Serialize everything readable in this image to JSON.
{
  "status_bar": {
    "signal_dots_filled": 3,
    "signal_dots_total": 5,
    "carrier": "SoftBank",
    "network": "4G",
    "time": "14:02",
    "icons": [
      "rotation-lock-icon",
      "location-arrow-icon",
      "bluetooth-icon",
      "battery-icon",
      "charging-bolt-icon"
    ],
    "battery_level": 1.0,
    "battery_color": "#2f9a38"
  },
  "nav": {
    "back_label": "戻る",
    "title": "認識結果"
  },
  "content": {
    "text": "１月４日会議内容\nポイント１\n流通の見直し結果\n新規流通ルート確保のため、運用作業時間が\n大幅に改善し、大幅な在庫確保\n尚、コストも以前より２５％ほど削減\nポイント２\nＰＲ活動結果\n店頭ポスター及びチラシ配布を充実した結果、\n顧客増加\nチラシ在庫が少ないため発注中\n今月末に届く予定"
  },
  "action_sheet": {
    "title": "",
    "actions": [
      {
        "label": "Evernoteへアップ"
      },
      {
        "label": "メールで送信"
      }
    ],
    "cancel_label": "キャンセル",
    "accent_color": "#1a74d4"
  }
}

........

# Task to carry out:
Copy every line exactly. Leave nothing out.

# Worked solution:
Serialize everything readable in this image to JSON.
{
  "status_bar": {
    "signal_dots_filled": 3,
    "signal_dots_total": 5,
    "carrier": "SoftBank",
    "network": "4G",
    "time": "14:02",
    "icons": [
      "rotation-lock-icon",
      "location-arrow-icon",
      "bluetooth-icon",
      "battery-icon",
      "charging-bolt-icon"
    ],
    "battery_level": 1.0,
    "battery_color": "#2f9a38"
  },
  "nav": {
    "back_label": "戻る",
    "title": "認識結果"
  },
  "content": {
    "text": "１月４日会議内容\nポイント１\n流通の見直し結果\n新規流通ルート確保のため、運用作業時間が\n大幅に改善し、大幅な在庫確保\n尚、コストも以前より２５％ほど削減\nポイント２\nＰＲ活動結果\n店頭ポスター及びチラシ配布を充実した結果、\n顧客増加\nチラシ在庫が少ないため発注中\n今月末に届く予定"
  },
  "action_sheet": {
    "title": "",
    "actions": [
      {
        "label": "Evernoteへアップ"
      },
      {
        "label": "メールで送信"
      }
    ],
    "cancel_label": "キャンセル",
    "accent_color": "#1a74d4"
  }
}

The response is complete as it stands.